##### Data #####

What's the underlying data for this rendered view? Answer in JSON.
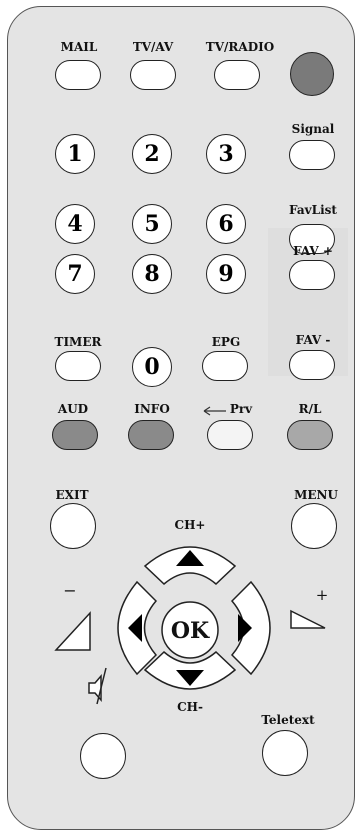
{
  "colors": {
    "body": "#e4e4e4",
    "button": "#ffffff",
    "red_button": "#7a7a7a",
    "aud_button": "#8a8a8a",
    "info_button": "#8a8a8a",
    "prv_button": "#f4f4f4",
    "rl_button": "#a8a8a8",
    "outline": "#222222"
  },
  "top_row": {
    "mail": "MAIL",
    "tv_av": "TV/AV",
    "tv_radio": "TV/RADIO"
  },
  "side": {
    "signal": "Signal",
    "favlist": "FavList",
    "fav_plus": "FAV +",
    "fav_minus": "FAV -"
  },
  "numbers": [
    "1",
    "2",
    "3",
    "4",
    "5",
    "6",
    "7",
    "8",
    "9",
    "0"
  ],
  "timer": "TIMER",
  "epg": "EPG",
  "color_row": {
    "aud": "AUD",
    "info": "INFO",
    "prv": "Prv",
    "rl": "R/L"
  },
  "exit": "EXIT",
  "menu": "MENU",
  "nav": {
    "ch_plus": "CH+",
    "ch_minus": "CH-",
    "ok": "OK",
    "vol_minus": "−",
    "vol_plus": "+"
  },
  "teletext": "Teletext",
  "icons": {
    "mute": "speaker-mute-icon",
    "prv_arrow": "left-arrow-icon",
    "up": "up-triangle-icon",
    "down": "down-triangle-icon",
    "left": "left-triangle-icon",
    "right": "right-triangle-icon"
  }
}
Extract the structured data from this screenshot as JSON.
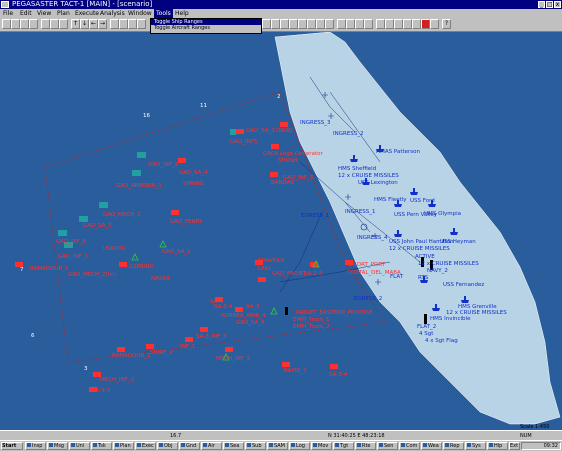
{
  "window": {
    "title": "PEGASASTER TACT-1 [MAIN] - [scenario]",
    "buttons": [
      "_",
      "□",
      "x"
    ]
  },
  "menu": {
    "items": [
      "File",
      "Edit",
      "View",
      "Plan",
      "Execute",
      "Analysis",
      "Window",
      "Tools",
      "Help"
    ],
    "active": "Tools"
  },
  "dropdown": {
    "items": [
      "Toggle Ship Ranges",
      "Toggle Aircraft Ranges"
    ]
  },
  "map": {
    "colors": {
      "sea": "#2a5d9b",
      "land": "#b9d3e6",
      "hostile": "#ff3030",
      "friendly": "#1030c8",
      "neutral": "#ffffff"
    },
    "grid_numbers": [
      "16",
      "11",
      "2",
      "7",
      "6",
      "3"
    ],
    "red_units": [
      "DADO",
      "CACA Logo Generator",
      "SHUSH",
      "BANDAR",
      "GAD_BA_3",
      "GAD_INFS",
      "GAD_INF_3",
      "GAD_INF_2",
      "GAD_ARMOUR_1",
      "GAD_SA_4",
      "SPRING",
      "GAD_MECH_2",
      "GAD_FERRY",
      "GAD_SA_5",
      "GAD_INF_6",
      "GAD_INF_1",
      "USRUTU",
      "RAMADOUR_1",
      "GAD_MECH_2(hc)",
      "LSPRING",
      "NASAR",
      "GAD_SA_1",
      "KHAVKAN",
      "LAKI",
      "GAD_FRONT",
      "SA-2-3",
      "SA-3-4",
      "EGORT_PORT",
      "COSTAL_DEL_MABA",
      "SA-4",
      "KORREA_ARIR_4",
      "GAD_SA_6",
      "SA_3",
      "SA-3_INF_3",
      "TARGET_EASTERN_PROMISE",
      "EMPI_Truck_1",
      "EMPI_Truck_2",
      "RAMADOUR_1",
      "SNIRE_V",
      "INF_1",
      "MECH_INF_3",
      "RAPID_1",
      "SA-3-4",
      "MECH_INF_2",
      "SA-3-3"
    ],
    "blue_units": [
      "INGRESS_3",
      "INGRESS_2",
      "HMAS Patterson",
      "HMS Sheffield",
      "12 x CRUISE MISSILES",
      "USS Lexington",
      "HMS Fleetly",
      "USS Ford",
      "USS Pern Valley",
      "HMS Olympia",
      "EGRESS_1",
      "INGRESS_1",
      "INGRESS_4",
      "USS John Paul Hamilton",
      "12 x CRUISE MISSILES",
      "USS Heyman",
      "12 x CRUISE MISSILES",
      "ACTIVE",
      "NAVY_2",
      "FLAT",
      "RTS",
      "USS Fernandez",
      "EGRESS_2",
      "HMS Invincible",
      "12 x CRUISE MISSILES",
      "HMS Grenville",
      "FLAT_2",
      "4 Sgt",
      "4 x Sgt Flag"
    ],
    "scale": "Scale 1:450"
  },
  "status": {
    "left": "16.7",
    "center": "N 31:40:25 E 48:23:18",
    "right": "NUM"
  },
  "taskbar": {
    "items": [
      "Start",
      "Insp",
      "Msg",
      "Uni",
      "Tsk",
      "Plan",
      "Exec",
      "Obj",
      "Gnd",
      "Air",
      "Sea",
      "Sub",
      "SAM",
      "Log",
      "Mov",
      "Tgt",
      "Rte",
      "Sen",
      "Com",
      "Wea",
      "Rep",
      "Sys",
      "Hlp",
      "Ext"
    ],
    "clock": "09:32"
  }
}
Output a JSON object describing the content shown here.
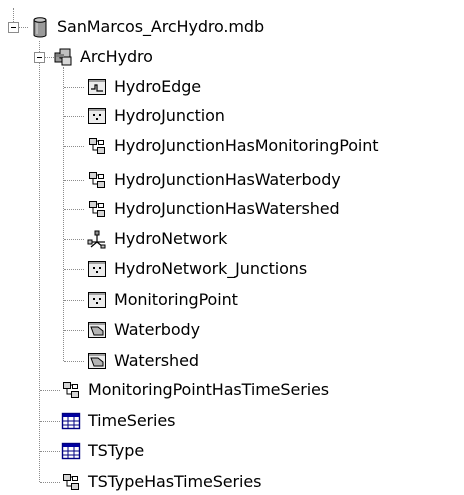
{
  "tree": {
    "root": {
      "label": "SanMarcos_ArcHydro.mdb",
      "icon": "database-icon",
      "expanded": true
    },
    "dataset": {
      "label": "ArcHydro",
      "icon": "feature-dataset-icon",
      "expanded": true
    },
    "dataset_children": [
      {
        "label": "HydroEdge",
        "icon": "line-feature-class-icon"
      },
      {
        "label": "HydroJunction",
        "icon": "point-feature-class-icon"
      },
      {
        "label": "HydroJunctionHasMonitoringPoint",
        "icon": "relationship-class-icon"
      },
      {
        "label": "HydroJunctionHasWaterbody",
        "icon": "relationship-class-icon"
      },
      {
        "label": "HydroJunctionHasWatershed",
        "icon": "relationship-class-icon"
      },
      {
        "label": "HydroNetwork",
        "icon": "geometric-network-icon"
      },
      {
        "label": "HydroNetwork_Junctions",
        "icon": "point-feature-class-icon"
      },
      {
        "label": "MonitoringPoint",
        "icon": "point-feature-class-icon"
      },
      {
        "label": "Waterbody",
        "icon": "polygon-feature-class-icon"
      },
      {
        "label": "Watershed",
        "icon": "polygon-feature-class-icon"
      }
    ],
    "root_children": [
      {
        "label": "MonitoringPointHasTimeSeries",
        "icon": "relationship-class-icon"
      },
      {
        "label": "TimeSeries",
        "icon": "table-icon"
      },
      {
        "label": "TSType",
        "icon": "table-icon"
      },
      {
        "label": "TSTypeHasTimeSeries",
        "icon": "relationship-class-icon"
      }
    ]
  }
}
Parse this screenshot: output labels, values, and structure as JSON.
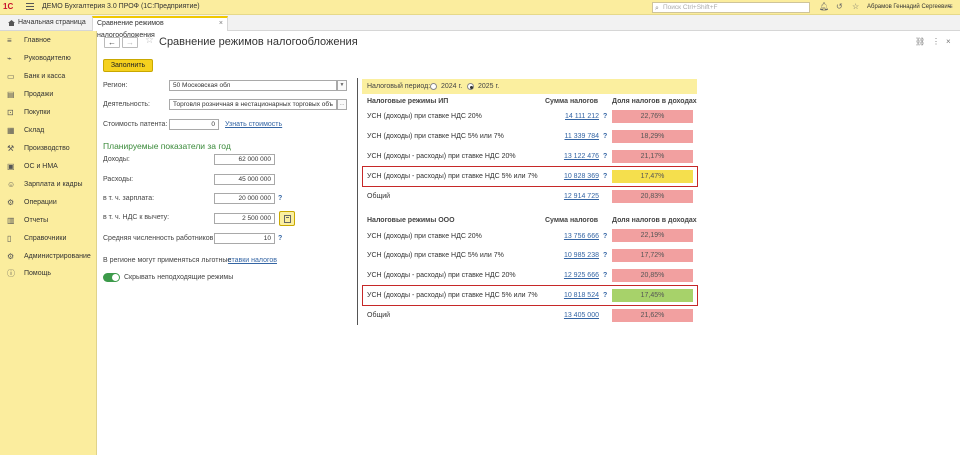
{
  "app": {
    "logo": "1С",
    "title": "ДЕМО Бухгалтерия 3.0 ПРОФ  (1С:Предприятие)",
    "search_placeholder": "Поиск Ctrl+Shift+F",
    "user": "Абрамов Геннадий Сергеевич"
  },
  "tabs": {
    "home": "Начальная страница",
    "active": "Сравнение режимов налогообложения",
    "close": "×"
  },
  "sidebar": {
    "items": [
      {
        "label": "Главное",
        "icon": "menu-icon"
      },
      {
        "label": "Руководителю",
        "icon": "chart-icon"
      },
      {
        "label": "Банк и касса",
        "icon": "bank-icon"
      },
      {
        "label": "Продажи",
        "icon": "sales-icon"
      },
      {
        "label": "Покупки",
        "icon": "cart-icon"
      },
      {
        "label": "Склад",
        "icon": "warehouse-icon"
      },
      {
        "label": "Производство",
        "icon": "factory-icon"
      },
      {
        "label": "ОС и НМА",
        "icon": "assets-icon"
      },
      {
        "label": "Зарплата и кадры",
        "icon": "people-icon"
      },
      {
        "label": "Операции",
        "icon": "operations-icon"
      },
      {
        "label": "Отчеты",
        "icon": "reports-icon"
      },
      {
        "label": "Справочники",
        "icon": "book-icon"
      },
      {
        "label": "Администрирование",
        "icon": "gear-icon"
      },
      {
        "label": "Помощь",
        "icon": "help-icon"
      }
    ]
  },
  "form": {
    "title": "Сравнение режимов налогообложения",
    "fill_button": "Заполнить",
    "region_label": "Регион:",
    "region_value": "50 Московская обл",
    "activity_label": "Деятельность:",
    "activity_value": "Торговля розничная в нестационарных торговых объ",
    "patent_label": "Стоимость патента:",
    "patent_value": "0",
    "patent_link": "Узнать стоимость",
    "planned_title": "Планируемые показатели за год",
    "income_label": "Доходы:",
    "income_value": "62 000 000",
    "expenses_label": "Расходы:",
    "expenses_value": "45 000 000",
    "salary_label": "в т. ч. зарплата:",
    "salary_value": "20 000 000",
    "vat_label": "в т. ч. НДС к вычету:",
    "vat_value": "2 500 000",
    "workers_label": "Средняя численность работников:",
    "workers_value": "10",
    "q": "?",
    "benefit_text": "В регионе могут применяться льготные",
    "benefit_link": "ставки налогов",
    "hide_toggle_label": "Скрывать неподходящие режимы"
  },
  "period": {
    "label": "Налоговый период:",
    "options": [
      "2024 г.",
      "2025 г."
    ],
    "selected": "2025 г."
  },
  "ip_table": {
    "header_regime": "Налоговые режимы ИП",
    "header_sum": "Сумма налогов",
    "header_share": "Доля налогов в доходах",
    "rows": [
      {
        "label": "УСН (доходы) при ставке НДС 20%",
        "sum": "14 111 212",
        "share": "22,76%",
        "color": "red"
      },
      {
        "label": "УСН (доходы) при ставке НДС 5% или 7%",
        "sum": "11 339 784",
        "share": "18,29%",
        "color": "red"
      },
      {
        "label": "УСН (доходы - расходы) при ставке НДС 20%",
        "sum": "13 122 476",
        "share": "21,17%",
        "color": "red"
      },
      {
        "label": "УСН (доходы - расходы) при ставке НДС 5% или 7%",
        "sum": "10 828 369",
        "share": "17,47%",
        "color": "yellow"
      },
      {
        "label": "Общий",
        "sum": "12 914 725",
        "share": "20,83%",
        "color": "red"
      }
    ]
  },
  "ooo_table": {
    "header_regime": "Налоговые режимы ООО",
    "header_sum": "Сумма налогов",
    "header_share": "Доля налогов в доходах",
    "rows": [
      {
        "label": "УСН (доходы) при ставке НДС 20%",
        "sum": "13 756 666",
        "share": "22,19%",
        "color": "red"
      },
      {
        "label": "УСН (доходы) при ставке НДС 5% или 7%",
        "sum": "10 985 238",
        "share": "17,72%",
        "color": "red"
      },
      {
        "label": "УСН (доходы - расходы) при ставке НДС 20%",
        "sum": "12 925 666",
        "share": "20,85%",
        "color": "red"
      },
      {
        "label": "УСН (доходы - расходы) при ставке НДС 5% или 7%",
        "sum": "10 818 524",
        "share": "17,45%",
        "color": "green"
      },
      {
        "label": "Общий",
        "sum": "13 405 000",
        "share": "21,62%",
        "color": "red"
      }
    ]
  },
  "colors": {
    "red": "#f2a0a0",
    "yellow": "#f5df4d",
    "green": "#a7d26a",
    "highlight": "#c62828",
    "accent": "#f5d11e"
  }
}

#####

* Exercise objective
Identify the lines in the entries that hold "left" and return each one.

* Response to this exercise
    "prv_arrow": "left-arrow-icon",
    "left": "left-triangle-icon",
    "left": "16.7",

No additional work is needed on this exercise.